### What you should do
Which lines in the records below contain the word "title"? Copy each of them.

Extracts from a graphics dataset:

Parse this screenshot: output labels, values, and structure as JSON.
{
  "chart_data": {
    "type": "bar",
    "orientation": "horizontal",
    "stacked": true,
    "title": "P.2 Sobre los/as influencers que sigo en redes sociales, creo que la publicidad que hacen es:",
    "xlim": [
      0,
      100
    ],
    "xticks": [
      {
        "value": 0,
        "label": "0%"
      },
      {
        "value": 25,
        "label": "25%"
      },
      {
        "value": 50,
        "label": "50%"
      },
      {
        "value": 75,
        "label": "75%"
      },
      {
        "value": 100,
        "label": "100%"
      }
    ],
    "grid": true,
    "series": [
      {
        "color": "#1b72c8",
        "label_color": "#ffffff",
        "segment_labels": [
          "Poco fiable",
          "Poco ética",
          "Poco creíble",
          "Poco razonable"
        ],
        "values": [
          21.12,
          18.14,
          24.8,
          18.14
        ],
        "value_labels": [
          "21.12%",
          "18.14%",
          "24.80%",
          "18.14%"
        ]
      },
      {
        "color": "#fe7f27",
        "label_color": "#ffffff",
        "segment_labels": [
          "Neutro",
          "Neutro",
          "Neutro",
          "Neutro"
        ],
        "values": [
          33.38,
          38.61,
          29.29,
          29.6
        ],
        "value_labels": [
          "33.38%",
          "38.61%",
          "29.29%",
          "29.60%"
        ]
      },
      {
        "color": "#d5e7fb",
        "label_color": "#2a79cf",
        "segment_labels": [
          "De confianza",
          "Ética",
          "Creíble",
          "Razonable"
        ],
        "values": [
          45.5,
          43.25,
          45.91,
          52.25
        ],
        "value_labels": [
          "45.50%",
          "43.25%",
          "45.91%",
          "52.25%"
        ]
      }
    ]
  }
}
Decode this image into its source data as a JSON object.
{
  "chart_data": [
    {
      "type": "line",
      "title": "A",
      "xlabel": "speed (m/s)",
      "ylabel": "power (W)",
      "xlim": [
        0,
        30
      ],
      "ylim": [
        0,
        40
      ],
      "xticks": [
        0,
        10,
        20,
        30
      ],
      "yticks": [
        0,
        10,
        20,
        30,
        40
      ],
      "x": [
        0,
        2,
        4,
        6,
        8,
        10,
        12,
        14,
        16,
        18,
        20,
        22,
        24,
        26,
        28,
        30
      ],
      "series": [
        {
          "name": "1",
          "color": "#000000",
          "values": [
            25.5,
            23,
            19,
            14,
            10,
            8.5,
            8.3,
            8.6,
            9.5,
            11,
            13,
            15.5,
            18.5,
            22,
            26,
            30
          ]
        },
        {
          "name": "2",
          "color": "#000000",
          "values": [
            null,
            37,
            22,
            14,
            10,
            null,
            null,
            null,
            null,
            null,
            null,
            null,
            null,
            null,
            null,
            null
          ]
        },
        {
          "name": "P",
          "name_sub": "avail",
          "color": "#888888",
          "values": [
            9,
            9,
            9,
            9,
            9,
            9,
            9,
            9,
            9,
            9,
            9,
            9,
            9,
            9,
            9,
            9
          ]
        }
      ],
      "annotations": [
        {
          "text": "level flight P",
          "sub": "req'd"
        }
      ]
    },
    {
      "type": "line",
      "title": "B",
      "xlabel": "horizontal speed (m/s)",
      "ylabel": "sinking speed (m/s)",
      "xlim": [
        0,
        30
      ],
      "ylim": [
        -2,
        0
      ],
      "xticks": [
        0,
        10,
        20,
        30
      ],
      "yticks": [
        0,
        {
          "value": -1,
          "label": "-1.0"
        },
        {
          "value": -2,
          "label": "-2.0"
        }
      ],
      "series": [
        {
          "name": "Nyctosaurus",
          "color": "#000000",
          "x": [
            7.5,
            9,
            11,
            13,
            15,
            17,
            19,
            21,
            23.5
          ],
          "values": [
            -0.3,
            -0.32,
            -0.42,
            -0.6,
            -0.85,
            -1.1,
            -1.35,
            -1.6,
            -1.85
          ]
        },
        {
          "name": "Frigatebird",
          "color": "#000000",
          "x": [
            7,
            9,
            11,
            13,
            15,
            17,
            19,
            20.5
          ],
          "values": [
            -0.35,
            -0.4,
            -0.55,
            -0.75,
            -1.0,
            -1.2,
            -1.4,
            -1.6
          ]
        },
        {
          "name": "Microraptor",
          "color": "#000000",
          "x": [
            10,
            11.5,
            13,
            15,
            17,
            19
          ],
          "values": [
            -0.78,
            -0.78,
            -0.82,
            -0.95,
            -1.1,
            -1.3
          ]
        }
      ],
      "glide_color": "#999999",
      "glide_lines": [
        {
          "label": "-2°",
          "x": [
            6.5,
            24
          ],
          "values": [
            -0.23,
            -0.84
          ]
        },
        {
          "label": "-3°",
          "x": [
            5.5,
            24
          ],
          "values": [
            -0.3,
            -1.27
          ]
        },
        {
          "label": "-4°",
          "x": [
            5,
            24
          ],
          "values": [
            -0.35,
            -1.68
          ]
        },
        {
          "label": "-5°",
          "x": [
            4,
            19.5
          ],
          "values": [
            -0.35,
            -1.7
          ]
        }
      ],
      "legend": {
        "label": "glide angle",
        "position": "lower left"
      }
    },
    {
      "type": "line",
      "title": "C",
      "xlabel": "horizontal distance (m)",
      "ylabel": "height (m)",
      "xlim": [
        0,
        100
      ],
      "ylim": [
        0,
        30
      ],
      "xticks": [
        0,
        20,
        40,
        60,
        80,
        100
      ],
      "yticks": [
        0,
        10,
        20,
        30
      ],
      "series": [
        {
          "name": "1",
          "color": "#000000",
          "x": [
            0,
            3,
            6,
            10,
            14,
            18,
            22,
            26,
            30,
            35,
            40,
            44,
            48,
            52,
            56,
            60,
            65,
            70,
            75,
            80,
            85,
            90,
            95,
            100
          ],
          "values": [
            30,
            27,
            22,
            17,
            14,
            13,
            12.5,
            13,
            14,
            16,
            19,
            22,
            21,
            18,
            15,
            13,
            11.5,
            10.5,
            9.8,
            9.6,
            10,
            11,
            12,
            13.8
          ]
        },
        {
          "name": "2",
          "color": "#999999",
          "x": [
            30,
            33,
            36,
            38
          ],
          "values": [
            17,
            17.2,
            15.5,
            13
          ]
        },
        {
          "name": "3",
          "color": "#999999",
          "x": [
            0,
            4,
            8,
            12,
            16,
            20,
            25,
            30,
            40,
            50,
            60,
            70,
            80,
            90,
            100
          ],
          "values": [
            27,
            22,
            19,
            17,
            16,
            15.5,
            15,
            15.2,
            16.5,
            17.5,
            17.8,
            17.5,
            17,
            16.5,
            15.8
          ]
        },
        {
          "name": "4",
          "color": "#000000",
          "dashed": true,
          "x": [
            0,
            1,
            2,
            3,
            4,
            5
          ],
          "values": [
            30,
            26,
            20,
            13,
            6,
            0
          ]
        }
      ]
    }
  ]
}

### Task solution
    "title": "P.2 Sobre los/as influencers que sigo en redes sociales, creo que la publicidad que hacen es:",
      "title": "A",
      "title": "B",
      "title": "C",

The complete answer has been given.